■ **Stated goal**: Reproduce every line of the data below word for word, leaving out the pictures.

■ **Raw data**:

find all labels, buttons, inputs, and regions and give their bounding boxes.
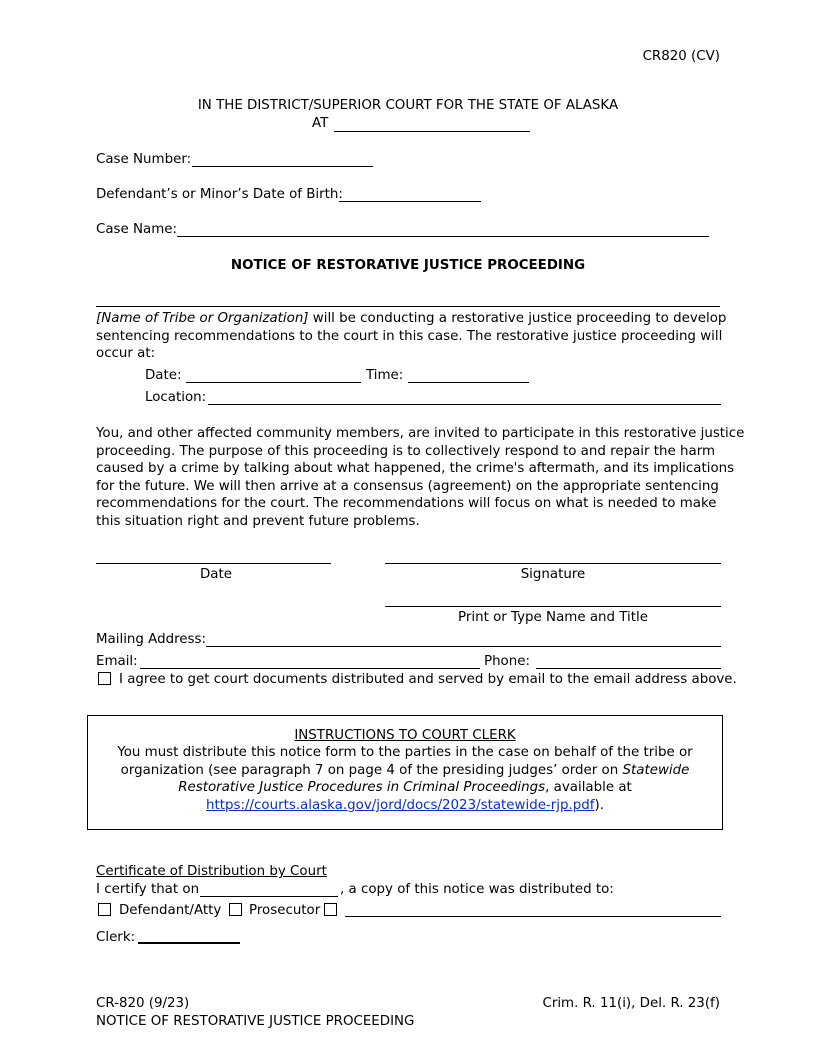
page-title: NOTICE OF RESTORATIVE JUSTICE PROCEEDING bbox=[230, 258, 586, 273]
mailing-address-field[interactable] bbox=[206, 646, 721, 647]
proceeding-location-field[interactable] bbox=[208, 404, 721, 405]
instructions-heading: INSTRUCTIONS TO COURT CLERK bbox=[294, 728, 516, 743]
case-name-label: Case Name: bbox=[96, 222, 178, 237]
instructions-link-after: ). bbox=[594, 798, 604, 813]
defendant-checkbox[interactable] bbox=[98, 903, 111, 916]
proceeding-time-field[interactable] bbox=[408, 382, 529, 383]
case-number-field[interactable] bbox=[192, 166, 373, 167]
tribe-placeholder: [Name of Tribe or Organization] bbox=[96, 311, 309, 326]
mailing-address-label: Mailing Address: bbox=[96, 632, 207, 647]
court-at-label: AT bbox=[312, 116, 329, 131]
certify-date-field[interactable] bbox=[200, 896, 338, 897]
clerk-label: Clerk: bbox=[96, 930, 136, 945]
footer-form-title: NOTICE OF RESTORATIVE JUSTICE PROCEEDING bbox=[96, 1014, 415, 1029]
signature-field[interactable] bbox=[385, 563, 721, 564]
court-heading: IN THE DISTRICT/SUPERIOR COURT FOR THE STATE OF ALASKA bbox=[197, 98, 619, 113]
dob-field[interactable] bbox=[339, 201, 481, 202]
email-consent-checkbox[interactable] bbox=[98, 672, 111, 685]
invitation-line-6: this situation right and prevent future problems. bbox=[96, 514, 420, 529]
intro-line-1 bbox=[96, 310, 726, 328]
date-field[interactable] bbox=[96, 563, 331, 564]
rjp-order-link[interactable]: https://courts.alaska.gov/jord/docs/2023/statewide-rjp.pdf bbox=[206, 798, 595, 813]
print-name-label: Print or Type Name and Title bbox=[458, 610, 648, 625]
tribe-name-field[interactable] bbox=[96, 306, 720, 307]
instructions-line-3 bbox=[87, 779, 723, 797]
signature-label: Signature bbox=[520, 567, 586, 582]
phone-label: Phone: bbox=[484, 654, 530, 669]
other-recipient-field[interactable] bbox=[345, 916, 721, 917]
other-recipient-checkbox[interactable] bbox=[324, 903, 337, 916]
invitation-line-2: proceeding. The purpose of this proceeding is to collectively respond to and repair the harm bbox=[96, 444, 716, 459]
proceeding-date-field[interactable] bbox=[186, 382, 361, 383]
case-name-field[interactable] bbox=[177, 236, 709, 237]
invitation-line-3: caused by a crime by talking about what happened, the crime's aftermath, and its implications bbox=[96, 461, 735, 476]
instructions-line-3-text: , available at bbox=[545, 780, 632, 795]
instructions-line-2 bbox=[87, 762, 723, 780]
defendant-label: Defendant/Atty bbox=[119, 903, 222, 918]
invitation-line-5: recommendations for the court. The recommendations will focus on what is needed to make bbox=[96, 496, 717, 511]
case-number-label: Case Number: bbox=[96, 152, 192, 167]
footer-rules: Crim. R. 11(i), Del. R. 23(f) bbox=[542, 996, 720, 1011]
email-label: Email: bbox=[96, 654, 138, 669]
intro-line-3: occur at: bbox=[96, 346, 156, 361]
print-name-field[interactable] bbox=[385, 606, 721, 607]
proceeding-date-label: Date: bbox=[145, 368, 182, 383]
email-field[interactable] bbox=[140, 668, 480, 669]
prosecutor-checkbox[interactable] bbox=[229, 903, 242, 916]
certify-label: I certify that on bbox=[96, 882, 200, 897]
certificate-heading: Certificate of Distribution by Court bbox=[96, 864, 327, 879]
proceeding-location-label: Location: bbox=[145, 390, 207, 405]
footer-form-number: CR-820 (9/23) bbox=[96, 996, 190, 1011]
invitation-line-1: You, and other affected community members, are invited to participate in this restorative justice bbox=[96, 426, 745, 441]
instructions-line-3-italic: Restorative Justice Procedures in Criminal Proceedings bbox=[178, 780, 546, 795]
court-location-field[interactable] bbox=[334, 131, 530, 132]
certify-text: , a copy of this notice was distributed to: bbox=[340, 882, 614, 897]
instructions-line-2-italic: Statewide bbox=[622, 763, 690, 778]
dob-label: Defendant’s or Minor’s Date of Birth: bbox=[96, 187, 343, 202]
email-consent-label: I agree to get court documents distributed and served by email to the email address above. bbox=[119, 672, 737, 687]
form-code: CR820 (CV) bbox=[642, 49, 720, 64]
phone-field[interactable] bbox=[536, 668, 721, 669]
clerk-field[interactable] bbox=[138, 942, 240, 944]
date-label: Date bbox=[199, 567, 232, 582]
proceeding-time-label: Time: bbox=[366, 368, 404, 383]
instructions-line-1: You must distribute this notice form to the parties in the case on behalf of the tribe or bbox=[117, 745, 693, 760]
prosecutor-label: Prosecutor bbox=[249, 903, 321, 918]
instructions-line-2-text: organization (see paragraph 7 on page 4 of the presiding judges’ order on bbox=[120, 763, 623, 778]
intro-line-1-text: will be conducting a restorative justice proceeding to develop bbox=[308, 311, 727, 326]
invitation-line-4: for the future. We will then arrive at a consensus (agreement) on the appropriate sentencing bbox=[96, 479, 719, 494]
intro-line-2: sentencing recommendations to the court in this case. The restorative justice proceeding will bbox=[96, 329, 723, 344]
instructions-line-4 bbox=[87, 797, 723, 815]
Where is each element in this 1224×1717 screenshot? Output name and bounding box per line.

■ **Solution for this task**:
find all labels, buttons, inputs, and regions and give their bounding boxes.
page-title: NOTICE OF RESTORATIVE JUSTICE PROCEEDING bbox=[230, 258, 586, 273]
mailing-address-field[interactable] bbox=[206, 646, 721, 647]
proceeding-location-field[interactable] bbox=[208, 404, 721, 405]
instructions-heading: INSTRUCTIONS TO COURT CLERK bbox=[294, 728, 516, 743]
case-name-label: Case Name: bbox=[96, 222, 178, 237]
instructions-link-after: ). bbox=[594, 798, 604, 813]
defendant-checkbox[interactable] bbox=[98, 903, 111, 916]
proceeding-time-field[interactable] bbox=[408, 382, 529, 383]
case-number-field[interactable] bbox=[192, 166, 373, 167]
tribe-placeholder: [Name of Tribe or Organization] bbox=[96, 311, 309, 326]
mailing-address-label: Mailing Address: bbox=[96, 632, 207, 647]
court-at-label: AT bbox=[312, 116, 329, 131]
certify-date-field[interactable] bbox=[200, 896, 338, 897]
clerk-label: Clerk: bbox=[96, 930, 136, 945]
footer-form-title: NOTICE OF RESTORATIVE JUSTICE PROCEEDING bbox=[96, 1014, 415, 1029]
signature-field[interactable] bbox=[385, 563, 721, 564]
court-heading: IN THE DISTRICT/SUPERIOR COURT FOR THE STATE OF ALASKA bbox=[197, 98, 619, 113]
dob-field[interactable] bbox=[339, 201, 481, 202]
email-consent-checkbox[interactable] bbox=[98, 672, 111, 685]
invitation-line-6: this situation right and prevent future problems. bbox=[96, 514, 420, 529]
intro-line-1 bbox=[96, 310, 726, 328]
date-field[interactable] bbox=[96, 563, 331, 564]
rjp-order-link[interactable]: https://courts.alaska.gov/jord/docs/2023/statewide-rjp.pdf bbox=[206, 798, 595, 813]
print-name-label: Print or Type Name and Title bbox=[458, 610, 648, 625]
tribe-name-field[interactable] bbox=[96, 306, 720, 307]
instructions-line-3 bbox=[87, 779, 723, 797]
signature-label: Signature bbox=[520, 567, 586, 582]
phone-label: Phone: bbox=[484, 654, 530, 669]
other-recipient-field[interactable] bbox=[345, 916, 721, 917]
other-recipient-checkbox[interactable] bbox=[324, 903, 337, 916]
invitation-line-2: proceeding. The purpose of this proceeding is to collectively respond to and repair the harm bbox=[96, 444, 716, 459]
proceeding-date-field[interactable] bbox=[186, 382, 361, 383]
case-name-field[interactable] bbox=[177, 236, 709, 237]
invitation-line-3: caused by a crime by talking about what happened, the crime's aftermath, and its implications bbox=[96, 461, 735, 476]
instructions-line-3-text: , available at bbox=[545, 780, 632, 795]
instructions-line-2 bbox=[87, 762, 723, 780]
defendant-label: Defendant/Atty bbox=[119, 903, 222, 918]
invitation-line-5: recommendations for the court. The recommendations will focus on what is needed to make bbox=[96, 496, 717, 511]
case-number-label: Case Number: bbox=[96, 152, 192, 167]
footer-rules: Crim. R. 11(i), Del. R. 23(f) bbox=[542, 996, 720, 1011]
email-label: Email: bbox=[96, 654, 138, 669]
intro-line-3: occur at: bbox=[96, 346, 156, 361]
print-name-field[interactable] bbox=[385, 606, 721, 607]
proceeding-date-label: Date: bbox=[145, 368, 182, 383]
email-field[interactable] bbox=[140, 668, 480, 669]
prosecutor-checkbox[interactable] bbox=[229, 903, 242, 916]
certify-label: I certify that on bbox=[96, 882, 200, 897]
certificate-heading: Certificate of Distribution by Court bbox=[96, 864, 327, 879]
proceeding-location-label: Location: bbox=[145, 390, 207, 405]
footer-form-number: CR-820 (9/23) bbox=[96, 996, 190, 1011]
invitation-line-1: You, and other affected community members, are invited to participate in this restorative justice bbox=[96, 426, 745, 441]
instructions-line-3-italic: Restorative Justice Procedures in Criminal Proceedings bbox=[178, 780, 546, 795]
court-location-field[interactable] bbox=[334, 131, 530, 132]
certify-text: , a copy of this notice was distributed to: bbox=[340, 882, 614, 897]
instructions-line-2-italic: Statewide bbox=[622, 763, 690, 778]
dob-label: Defendant’s or Minor’s Date of Birth: bbox=[96, 187, 343, 202]
email-consent-label: I agree to get court documents distributed and served by email to the email address above. bbox=[119, 672, 737, 687]
form-code: CR820 (CV) bbox=[642, 49, 720, 64]
phone-field[interactable] bbox=[536, 668, 721, 669]
clerk-field[interactable] bbox=[138, 942, 240, 944]
date-label: Date bbox=[199, 567, 232, 582]
proceeding-time-label: Time: bbox=[366, 368, 404, 383]
instructions-line-1: You must distribute this notice form to the parties in the case on behalf of the tribe or bbox=[117, 745, 693, 760]
prosecutor-label: Prosecutor bbox=[249, 903, 321, 918]
instructions-line-2-text: organization (see paragraph 7 on page 4 of the presiding judges’ order on bbox=[120, 763, 623, 778]
intro-line-1-text: will be conducting a restorative justice proceeding to develop bbox=[308, 311, 727, 326]
invitation-line-4: for the future. We will then arrive at a consensus (agreement) on the appropriate sentencing bbox=[96, 479, 719, 494]
intro-line-2: sentencing recommendations to the court in this case. The restorative justice proceeding will bbox=[96, 329, 723, 344]
instructions-line-4 bbox=[87, 797, 723, 815]
Where is each element in this 1224×1717 screenshot? Output name and bounding box per line.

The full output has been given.